The request: Look through the listing below and give the number of lines that hold "icon". Say nothing more.

[start of Data to process]

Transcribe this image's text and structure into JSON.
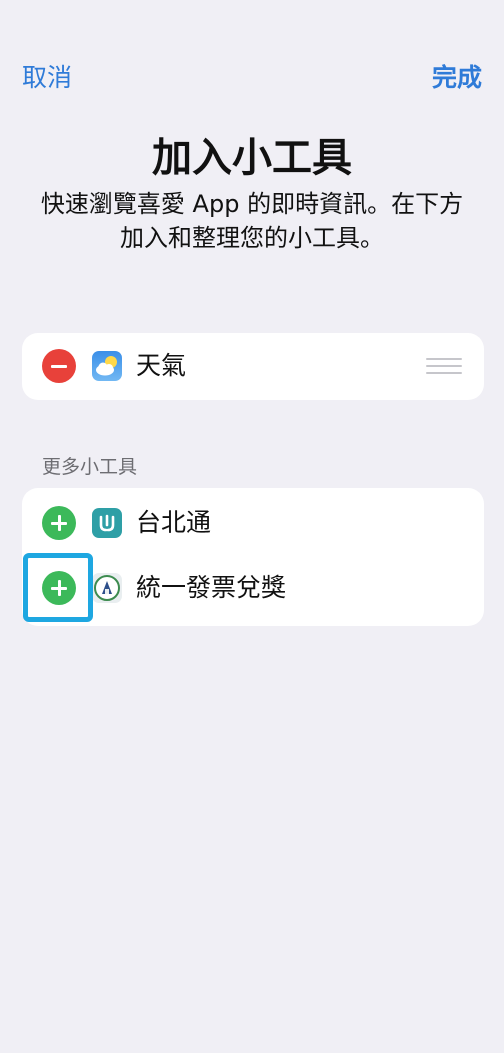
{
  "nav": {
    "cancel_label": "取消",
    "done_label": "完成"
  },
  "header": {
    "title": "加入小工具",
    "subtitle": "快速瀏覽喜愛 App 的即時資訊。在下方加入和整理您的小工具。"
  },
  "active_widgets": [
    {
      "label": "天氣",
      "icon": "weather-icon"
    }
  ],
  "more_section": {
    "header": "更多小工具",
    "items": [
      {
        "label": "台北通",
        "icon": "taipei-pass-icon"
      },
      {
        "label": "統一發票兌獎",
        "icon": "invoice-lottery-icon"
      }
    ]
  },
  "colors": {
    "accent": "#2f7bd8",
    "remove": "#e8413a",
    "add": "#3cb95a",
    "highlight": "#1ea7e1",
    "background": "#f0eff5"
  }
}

[end of Data to process]

Completed exercise: 3